In how many lines of the data does the word "capacitor" appear? Give the number by itself.

____ Record list

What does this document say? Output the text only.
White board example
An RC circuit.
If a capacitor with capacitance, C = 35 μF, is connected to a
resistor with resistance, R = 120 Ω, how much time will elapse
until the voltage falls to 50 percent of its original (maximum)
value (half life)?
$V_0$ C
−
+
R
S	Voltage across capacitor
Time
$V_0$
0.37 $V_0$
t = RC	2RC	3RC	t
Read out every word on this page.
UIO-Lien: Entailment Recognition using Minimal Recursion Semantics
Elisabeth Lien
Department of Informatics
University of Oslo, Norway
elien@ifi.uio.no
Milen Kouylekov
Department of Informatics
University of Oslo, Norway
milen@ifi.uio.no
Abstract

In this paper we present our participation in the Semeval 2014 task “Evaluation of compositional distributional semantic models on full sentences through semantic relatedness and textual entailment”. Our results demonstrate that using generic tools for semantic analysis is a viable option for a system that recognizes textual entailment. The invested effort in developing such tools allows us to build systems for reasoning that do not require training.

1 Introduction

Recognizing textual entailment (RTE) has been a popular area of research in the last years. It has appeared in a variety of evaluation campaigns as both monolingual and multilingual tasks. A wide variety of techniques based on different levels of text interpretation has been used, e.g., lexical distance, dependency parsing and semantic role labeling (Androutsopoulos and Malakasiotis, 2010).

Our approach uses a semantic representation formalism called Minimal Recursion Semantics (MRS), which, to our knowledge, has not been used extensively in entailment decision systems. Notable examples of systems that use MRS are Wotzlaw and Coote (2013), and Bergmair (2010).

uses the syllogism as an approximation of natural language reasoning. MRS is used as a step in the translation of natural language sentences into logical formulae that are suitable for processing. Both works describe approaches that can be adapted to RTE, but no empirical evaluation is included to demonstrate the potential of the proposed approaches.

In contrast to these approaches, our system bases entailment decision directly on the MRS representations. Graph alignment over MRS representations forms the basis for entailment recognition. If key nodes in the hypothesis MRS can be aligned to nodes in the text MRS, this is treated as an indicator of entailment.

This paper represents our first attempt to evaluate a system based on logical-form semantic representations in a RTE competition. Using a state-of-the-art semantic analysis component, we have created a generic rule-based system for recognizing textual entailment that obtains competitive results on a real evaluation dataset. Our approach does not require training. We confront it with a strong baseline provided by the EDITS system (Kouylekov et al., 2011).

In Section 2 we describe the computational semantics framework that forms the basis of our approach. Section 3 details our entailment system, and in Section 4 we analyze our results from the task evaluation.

________

The answer –
2